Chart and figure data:
· · · · ·
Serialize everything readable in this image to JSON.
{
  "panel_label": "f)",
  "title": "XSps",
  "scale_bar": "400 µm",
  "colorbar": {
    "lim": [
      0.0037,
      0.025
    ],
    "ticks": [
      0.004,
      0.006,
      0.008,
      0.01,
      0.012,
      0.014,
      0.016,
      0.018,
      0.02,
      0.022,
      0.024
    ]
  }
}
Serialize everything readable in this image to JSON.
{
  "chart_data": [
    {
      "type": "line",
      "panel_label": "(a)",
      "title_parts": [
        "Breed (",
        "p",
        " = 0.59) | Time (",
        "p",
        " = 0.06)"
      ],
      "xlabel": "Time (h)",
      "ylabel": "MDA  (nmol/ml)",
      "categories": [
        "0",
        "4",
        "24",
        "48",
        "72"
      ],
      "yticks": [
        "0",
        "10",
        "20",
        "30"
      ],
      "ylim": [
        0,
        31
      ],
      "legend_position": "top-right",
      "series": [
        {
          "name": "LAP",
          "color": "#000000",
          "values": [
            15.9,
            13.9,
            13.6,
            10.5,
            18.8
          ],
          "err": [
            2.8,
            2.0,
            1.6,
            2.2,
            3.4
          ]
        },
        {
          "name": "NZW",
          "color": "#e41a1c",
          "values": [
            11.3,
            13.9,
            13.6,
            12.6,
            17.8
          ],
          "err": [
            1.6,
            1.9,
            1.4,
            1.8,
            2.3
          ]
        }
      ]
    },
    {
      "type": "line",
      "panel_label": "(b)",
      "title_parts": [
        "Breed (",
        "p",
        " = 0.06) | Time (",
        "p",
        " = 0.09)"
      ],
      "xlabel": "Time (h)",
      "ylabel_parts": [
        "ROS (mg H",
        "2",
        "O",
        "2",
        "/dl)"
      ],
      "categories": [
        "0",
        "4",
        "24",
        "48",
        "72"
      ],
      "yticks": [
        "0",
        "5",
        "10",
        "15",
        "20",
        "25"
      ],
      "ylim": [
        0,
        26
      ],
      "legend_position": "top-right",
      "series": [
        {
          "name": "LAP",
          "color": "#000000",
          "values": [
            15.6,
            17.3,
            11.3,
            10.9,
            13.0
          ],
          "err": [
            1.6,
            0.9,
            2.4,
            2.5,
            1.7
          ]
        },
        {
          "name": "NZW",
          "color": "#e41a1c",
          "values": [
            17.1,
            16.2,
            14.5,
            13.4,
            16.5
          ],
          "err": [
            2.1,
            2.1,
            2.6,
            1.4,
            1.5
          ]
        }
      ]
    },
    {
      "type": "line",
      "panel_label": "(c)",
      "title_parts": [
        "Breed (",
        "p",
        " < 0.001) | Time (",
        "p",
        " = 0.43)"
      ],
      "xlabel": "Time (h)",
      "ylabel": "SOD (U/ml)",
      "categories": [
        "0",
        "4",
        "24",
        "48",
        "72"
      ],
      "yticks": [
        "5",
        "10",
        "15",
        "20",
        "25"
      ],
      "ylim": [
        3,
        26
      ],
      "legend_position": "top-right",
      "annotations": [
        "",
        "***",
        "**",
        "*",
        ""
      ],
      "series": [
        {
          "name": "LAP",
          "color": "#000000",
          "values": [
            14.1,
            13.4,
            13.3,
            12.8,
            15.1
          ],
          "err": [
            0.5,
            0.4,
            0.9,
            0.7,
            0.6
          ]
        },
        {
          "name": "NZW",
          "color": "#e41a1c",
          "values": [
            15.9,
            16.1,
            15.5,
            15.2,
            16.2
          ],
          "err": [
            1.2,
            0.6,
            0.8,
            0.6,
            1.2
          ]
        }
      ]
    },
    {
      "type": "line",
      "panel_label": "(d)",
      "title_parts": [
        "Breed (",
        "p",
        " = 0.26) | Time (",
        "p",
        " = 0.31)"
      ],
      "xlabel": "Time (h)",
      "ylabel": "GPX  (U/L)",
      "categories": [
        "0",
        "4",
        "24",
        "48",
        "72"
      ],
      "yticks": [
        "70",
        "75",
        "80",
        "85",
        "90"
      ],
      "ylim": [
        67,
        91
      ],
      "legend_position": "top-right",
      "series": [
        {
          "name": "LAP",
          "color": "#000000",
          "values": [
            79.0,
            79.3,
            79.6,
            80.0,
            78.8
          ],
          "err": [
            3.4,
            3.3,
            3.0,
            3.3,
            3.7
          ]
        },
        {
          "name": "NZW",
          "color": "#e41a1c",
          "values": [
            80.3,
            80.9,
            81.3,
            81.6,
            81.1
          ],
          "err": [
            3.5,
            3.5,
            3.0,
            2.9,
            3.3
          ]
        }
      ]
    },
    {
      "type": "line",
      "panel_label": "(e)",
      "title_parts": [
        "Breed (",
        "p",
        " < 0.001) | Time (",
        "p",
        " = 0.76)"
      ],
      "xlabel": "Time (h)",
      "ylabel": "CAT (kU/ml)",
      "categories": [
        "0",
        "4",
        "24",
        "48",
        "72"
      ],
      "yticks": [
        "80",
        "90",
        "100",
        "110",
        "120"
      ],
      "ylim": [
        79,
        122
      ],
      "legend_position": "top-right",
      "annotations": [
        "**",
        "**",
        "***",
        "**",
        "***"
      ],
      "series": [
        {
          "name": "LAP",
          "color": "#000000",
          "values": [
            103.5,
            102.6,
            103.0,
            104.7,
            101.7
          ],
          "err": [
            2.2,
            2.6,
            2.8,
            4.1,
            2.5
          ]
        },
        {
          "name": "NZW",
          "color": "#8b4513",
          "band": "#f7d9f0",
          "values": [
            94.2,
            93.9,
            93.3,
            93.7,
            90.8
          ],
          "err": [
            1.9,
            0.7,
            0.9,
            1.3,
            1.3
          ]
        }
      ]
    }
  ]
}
· · · · ·
**THE PROBLEM**
Reproduce every line of the data verbatim.

**RESPONSE BELOW**
Serialize everything readable in this image to JSON.
{
  "panel_label": "f)",
  "title": "XSps",
  "scale_bar": "400 µm",
  "colorbar": {
    "lim": [
      0.0037,
      0.025
    ],
    "ticks": [
      0.004,
      0.006,
      0.008,
      0.01,
      0.012,
      0.014,
      0.016,
      0.018,
      0.02,
      0.022,
      0.024
    ]
  }
}
Serialize everything readable in this image to JSON.
{
  "chart_data": [
    {
      "type": "line",
      "panel_label": "(a)",
      "title_parts": [
        "Breed (",
        "p",
        " = 0.59) | Time (",
        "p",
        " = 0.06)"
      ],
      "xlabel": "Time (h)",
      "ylabel": "MDA  (nmol/ml)",
      "categories": [
        "0",
        "4",
        "24",
        "48",
        "72"
      ],
      "yticks": [
        "0",
        "10",
        "20",
        "30"
      ],
      "ylim": [
        0,
        31
      ],
      "legend_position": "top-right",
      "series": [
        {
          "name": "LAP",
          "color": "#000000",
          "values": [
            15.9,
            13.9,
            13.6,
            10.5,
            18.8
          ],
          "err": [
            2.8,
            2.0,
            1.6,
            2.2,
            3.4
          ]
        },
        {
          "name": "NZW",
          "color": "#e41a1c",
          "values": [
            11.3,
            13.9,
            13.6,
            12.6,
            17.8
          ],
          "err": [
            1.6,
            1.9,
            1.4,
            1.8,
            2.3
          ]
        }
      ]
    },
    {
      "type": "line",
      "panel_label": "(b)",
      "title_parts": [
        "Breed (",
        "p",
        " = 0.06) | Time (",
        "p",
        " = 0.09)"
      ],
      "xlabel": "Time (h)",
      "ylabel_parts": [
        "ROS (mg H",
        "2",
        "O",
        "2",
        "/dl)"
      ],
      "categories": [
        "0",
        "4",
        "24",
        "48",
        "72"
      ],
      "yticks": [
        "0",
        "5",
        "10",
        "15",
        "20",
        "25"
      ],
      "ylim": [
        0,
        26
      ],
      "legend_position": "top-right",
      "series": [
        {
          "name": "LAP",
          "color": "#000000",
          "values": [
            15.6,
            17.3,
            11.3,
            10.9,
            13.0
          ],
          "err": [
            1.6,
            0.9,
            2.4,
            2.5,
            1.7
          ]
        },
        {
          "name": "NZW",
          "color": "#e41a1c",
          "values": [
            17.1,
            16.2,
            14.5,
            13.4,
            16.5
          ],
          "err": [
            2.1,
            2.1,
            2.6,
            1.4,
            1.5
          ]
        }
      ]
    },
    {
      "type": "line",
      "panel_label": "(c)",
      "title_parts": [
        "Breed (",
        "p",
        " < 0.001) | Time (",
        "p",
        " = 0.43)"
      ],
      "xlabel": "Time (h)",
      "ylabel": "SOD (U/ml)",
      "categories": [
        "0",
        "4",
        "24",
        "48",
        "72"
      ],
      "yticks": [
        "5",
        "10",
        "15",
        "20",
        "25"
      ],
      "ylim": [
        3,
        26
      ],
      "legend_position": "top-right",
      "annotations": [
        "",
        "***",
        "**",
        "*",
        ""
      ],
      "series": [
        {
          "name": "LAP",
          "color": "#000000",
          "values": [
            14.1,
            13.4,
            13.3,
            12.8,
            15.1
          ],
          "err": [
            0.5,
            0.4,
            0.9,
            0.7,
            0.6
          ]
        },
        {
          "name": "NZW",
          "color": "#e41a1c",
          "values": [
            15.9,
            16.1,
            15.5,
            15.2,
            16.2
          ],
          "err": [
            1.2,
            0.6,
            0.8,
            0.6,
            1.2
          ]
        }
      ]
    },
    {
      "type": "line",
      "panel_label": "(d)",
      "title_parts": [
        "Breed (",
        "p",
        " = 0.26) | Time (",
        "p",
        " = 0.31)"
      ],
      "xlabel": "Time (h)",
      "ylabel": "GPX  (U/L)",
      "categories": [
        "0",
        "4",
        "24",
        "48",
        "72"
      ],
      "yticks": [
        "70",
        "75",
        "80",
        "85",
        "90"
      ],
      "ylim": [
        67,
        91
      ],
      "legend_position": "top-right",
      "series": [
        {
          "name": "LAP",
          "color": "#000000",
          "values": [
            79.0,
            79.3,
            79.6,
            80.0,
            78.8
          ],
          "err": [
            3.4,
            3.3,
            3.0,
            3.3,
            3.7
          ]
        },
        {
          "name": "NZW",
          "color": "#e41a1c",
          "values": [
            80.3,
            80.9,
            81.3,
            81.6,
            81.1
          ],
          "err": [
            3.5,
            3.5,
            3.0,
            2.9,
            3.3
          ]
        }
      ]
    },
    {
      "type": "line",
      "panel_label": "(e)",
      "title_parts": [
        "Breed (",
        "p",
        " < 0.001) | Time (",
        "p",
        " = 0.76)"
      ],
      "xlabel": "Time (h)",
      "ylabel": "CAT (kU/ml)",
      "categories": [
        "0",
        "4",
        "24",
        "48",
        "72"
      ],
      "yticks": [
        "80",
        "90",
        "100",
        "110",
        "120"
      ],
      "ylim": [
        79,
        122
      ],
      "legend_position": "top-right",
      "annotations": [
        "**",
        "**",
        "***",
        "**",
        "***"
      ],
      "series": [
        {
          "name": "LAP",
          "color": "#000000",
          "values": [
            103.5,
            102.6,
            103.0,
            104.7,
            101.7
          ],
          "err": [
            2.2,
            2.6,
            2.8,
            4.1,
            2.5
          ]
        },
        {
          "name": "NZW",
          "color": "#8b4513",
          "band": "#f7d9f0",
          "values": [
            94.2,
            93.9,
            93.3,
            93.7,
            90.8
          ],
          "err": [
            1.9,
            0.7,
            0.9,
            1.3,
            1.3
          ]
        }
      ]
    }
  ]
}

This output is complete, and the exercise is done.